# Given task:
Copy out each line of the material below that holds the string "Development".

# Information provided:
###

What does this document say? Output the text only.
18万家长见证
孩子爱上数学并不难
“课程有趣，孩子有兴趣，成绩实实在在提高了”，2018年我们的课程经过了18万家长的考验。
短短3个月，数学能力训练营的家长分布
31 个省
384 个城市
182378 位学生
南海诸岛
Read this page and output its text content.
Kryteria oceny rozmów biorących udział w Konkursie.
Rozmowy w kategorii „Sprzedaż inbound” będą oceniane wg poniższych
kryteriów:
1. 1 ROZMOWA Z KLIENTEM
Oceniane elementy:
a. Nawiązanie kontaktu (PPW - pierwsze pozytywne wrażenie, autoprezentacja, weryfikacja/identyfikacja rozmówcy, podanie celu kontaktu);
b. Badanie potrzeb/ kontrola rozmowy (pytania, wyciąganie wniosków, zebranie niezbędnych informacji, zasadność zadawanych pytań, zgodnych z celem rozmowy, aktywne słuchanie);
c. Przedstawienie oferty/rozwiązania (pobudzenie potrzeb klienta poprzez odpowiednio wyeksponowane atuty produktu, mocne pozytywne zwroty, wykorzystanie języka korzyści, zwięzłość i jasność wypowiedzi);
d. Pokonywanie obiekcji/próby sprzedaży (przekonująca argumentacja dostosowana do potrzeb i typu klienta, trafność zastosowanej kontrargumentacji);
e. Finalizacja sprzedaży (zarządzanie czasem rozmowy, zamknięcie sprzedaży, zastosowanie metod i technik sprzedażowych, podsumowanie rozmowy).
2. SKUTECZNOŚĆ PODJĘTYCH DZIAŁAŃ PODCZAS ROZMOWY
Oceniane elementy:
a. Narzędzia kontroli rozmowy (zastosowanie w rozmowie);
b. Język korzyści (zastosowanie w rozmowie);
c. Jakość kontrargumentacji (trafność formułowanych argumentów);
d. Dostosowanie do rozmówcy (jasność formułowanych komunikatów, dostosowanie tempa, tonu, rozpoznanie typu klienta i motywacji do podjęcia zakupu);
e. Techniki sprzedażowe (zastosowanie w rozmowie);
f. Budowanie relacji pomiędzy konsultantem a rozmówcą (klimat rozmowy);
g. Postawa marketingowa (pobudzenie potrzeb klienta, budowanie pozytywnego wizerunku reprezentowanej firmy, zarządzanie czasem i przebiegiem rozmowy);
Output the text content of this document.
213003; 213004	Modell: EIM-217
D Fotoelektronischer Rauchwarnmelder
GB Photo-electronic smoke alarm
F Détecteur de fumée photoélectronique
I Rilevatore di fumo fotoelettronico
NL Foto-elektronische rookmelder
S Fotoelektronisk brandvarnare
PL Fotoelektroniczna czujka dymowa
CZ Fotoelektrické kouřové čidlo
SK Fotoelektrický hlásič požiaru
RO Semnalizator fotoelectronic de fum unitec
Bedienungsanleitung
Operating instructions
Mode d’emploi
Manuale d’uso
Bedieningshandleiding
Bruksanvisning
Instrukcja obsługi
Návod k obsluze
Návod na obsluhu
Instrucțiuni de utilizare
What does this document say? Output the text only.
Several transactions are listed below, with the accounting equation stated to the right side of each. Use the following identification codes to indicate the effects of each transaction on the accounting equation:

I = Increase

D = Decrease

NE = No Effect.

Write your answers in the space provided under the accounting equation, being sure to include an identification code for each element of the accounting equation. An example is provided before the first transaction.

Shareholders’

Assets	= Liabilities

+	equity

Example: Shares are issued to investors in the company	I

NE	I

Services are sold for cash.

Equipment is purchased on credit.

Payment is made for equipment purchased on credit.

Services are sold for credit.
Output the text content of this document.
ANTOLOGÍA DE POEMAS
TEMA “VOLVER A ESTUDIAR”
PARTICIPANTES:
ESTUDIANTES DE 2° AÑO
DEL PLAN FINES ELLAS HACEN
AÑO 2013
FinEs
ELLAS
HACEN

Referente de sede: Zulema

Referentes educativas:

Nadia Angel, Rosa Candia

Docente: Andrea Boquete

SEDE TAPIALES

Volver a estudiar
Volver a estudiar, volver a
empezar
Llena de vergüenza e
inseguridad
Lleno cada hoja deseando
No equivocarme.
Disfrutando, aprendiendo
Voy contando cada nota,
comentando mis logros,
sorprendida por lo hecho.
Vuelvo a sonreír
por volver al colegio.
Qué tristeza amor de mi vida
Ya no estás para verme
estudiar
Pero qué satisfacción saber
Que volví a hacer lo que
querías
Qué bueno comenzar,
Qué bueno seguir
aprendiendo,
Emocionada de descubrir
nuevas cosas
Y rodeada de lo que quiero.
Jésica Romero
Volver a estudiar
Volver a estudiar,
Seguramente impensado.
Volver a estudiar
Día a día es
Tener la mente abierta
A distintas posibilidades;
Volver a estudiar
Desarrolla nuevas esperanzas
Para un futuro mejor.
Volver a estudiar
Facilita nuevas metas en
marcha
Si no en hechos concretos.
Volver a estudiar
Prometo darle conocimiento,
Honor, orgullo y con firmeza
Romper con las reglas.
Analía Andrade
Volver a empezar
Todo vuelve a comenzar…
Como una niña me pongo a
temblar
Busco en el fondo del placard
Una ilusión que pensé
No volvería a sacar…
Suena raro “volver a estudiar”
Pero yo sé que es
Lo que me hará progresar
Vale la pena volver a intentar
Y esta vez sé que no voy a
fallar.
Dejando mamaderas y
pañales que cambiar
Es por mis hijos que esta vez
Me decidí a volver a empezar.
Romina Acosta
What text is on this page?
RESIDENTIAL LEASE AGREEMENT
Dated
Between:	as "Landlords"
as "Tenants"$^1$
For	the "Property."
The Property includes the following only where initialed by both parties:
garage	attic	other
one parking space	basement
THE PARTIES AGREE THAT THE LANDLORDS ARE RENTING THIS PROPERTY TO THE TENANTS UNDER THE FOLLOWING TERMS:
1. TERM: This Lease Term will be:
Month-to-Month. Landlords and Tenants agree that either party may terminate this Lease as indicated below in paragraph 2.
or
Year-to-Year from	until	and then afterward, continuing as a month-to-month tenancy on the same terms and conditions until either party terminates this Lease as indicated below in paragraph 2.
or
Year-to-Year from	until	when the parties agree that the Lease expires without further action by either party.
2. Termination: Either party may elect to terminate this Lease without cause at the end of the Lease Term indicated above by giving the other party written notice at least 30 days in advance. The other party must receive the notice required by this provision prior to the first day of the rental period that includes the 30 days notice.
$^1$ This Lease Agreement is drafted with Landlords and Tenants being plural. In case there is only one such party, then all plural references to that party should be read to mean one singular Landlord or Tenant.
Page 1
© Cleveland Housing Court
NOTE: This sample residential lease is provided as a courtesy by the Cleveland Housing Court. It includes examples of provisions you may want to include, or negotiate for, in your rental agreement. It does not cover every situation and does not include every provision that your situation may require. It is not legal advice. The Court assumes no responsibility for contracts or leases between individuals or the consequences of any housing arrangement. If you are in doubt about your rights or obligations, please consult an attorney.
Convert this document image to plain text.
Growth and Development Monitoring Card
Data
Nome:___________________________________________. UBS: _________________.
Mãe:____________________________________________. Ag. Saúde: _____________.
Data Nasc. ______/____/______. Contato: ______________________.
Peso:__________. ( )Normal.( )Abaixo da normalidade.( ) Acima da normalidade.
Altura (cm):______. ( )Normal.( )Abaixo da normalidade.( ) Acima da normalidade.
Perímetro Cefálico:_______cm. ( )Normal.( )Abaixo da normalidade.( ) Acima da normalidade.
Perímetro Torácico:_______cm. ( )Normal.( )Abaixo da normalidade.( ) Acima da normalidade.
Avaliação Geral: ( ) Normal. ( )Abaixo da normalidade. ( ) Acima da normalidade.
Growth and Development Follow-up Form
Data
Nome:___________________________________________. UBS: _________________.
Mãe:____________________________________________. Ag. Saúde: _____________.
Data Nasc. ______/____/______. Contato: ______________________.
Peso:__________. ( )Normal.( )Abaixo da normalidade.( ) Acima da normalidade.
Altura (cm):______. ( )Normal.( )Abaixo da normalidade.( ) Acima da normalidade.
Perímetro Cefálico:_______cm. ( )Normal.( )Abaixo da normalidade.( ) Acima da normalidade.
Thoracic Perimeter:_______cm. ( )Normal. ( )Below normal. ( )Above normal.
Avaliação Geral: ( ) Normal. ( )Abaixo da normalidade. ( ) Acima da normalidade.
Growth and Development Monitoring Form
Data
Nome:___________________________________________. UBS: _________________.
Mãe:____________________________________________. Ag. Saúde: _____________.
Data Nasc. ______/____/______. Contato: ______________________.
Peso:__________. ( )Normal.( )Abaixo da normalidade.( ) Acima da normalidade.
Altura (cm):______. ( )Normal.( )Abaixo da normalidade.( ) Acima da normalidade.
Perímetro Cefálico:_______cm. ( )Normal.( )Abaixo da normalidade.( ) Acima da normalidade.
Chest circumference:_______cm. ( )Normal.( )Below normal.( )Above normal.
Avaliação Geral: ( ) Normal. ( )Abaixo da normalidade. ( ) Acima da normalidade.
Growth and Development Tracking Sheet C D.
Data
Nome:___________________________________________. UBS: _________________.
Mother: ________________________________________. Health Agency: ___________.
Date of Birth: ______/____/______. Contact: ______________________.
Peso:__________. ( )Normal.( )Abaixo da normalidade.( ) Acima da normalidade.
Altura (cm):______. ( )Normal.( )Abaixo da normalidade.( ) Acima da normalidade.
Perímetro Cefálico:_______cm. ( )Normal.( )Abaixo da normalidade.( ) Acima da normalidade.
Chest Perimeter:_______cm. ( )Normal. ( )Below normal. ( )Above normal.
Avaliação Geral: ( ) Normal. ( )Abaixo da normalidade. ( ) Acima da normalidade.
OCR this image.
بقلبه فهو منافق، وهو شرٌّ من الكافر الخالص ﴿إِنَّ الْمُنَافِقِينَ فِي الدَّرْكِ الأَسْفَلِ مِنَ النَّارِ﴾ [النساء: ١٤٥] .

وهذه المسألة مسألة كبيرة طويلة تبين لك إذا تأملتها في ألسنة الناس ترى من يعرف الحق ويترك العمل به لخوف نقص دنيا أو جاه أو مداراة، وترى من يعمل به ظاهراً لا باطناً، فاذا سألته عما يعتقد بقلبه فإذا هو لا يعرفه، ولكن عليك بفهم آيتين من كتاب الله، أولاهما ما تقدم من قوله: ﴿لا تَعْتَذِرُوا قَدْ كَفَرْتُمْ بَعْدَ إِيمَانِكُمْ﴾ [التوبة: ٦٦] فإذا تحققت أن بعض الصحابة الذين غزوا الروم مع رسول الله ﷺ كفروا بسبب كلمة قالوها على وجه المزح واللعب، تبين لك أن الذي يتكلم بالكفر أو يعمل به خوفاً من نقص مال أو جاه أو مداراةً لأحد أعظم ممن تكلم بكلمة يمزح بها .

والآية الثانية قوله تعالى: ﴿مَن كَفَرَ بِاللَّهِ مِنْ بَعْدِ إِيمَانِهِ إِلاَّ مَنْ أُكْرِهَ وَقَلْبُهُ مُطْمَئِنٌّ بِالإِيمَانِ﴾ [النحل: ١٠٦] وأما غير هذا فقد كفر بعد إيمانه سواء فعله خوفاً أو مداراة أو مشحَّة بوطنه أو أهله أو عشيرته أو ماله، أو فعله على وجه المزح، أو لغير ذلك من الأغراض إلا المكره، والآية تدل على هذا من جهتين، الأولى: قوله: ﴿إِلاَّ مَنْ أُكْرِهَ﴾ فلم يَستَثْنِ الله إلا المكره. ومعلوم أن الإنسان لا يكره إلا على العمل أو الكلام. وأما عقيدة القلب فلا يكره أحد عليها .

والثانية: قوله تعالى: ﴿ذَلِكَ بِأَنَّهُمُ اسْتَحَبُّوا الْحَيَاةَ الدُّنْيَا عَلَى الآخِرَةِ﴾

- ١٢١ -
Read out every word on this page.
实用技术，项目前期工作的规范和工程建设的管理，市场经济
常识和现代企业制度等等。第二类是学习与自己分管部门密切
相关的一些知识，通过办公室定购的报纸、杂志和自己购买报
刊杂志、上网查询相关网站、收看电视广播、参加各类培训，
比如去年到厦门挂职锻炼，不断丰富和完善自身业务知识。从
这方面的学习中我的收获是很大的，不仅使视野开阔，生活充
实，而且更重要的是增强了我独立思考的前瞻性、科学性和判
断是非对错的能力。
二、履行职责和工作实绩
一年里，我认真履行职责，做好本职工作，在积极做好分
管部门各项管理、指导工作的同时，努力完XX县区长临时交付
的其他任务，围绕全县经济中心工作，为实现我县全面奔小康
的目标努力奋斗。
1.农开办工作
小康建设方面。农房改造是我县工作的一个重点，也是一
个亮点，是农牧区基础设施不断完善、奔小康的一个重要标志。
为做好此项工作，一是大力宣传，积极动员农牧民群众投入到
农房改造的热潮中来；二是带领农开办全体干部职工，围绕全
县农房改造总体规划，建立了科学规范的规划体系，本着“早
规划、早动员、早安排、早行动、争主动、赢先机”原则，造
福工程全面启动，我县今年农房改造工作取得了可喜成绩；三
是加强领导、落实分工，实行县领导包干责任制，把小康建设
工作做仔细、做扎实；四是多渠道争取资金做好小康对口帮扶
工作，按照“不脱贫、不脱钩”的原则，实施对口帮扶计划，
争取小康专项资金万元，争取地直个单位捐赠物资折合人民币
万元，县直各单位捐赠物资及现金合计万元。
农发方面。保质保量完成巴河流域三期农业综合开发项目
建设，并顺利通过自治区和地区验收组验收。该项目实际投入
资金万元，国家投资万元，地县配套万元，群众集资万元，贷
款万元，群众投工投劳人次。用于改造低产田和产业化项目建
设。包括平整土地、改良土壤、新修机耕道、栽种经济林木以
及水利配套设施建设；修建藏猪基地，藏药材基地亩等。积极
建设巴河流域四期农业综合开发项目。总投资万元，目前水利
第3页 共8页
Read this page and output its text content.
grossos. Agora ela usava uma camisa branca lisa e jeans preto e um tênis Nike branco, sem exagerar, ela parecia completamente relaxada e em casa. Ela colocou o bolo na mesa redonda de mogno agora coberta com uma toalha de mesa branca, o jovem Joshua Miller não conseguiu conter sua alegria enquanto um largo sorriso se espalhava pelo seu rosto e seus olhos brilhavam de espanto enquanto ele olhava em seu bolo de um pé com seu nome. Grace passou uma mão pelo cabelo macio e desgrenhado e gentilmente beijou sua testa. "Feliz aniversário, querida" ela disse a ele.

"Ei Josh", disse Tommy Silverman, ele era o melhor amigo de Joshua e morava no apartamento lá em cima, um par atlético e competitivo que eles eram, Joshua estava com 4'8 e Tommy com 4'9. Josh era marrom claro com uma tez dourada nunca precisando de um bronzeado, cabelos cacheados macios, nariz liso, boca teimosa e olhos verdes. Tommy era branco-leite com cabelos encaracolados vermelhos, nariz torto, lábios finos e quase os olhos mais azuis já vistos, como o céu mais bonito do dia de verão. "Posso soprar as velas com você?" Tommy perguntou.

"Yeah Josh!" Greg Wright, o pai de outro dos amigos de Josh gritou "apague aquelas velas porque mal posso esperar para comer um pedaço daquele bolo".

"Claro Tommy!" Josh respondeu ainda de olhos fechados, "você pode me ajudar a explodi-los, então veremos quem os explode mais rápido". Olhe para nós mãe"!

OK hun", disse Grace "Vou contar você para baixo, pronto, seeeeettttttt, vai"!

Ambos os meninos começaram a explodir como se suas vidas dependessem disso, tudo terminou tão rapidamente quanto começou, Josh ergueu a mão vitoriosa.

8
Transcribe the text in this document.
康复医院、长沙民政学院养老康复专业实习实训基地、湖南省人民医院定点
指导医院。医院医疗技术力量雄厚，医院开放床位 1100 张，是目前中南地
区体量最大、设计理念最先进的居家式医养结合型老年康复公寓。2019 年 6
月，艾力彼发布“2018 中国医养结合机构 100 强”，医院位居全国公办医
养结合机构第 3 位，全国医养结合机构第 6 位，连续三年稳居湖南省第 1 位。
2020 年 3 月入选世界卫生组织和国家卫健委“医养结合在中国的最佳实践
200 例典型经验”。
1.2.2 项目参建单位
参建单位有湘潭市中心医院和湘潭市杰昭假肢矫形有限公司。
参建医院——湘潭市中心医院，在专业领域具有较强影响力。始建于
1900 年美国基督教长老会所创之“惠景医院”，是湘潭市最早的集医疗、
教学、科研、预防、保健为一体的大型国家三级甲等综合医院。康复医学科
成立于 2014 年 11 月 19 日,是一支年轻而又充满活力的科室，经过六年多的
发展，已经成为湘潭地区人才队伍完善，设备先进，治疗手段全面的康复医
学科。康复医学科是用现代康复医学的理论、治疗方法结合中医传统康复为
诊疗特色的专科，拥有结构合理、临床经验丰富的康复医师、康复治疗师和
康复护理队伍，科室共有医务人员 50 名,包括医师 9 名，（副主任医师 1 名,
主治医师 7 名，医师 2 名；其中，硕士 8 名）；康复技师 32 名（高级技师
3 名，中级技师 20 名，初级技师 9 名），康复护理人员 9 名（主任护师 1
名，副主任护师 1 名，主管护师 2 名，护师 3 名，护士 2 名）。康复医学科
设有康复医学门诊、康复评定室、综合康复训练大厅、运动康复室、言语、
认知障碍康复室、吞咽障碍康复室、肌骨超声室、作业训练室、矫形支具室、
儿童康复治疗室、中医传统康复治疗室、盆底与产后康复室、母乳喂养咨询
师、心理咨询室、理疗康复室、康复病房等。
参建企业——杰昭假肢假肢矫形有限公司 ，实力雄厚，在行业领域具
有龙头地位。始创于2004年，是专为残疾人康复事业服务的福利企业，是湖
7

###

# The response:
Growth and Development Monitoring Card
Growth and Development Follow-up Form
Growth and Development Monitoring Form
Growth and Development Tracking Sheet C D.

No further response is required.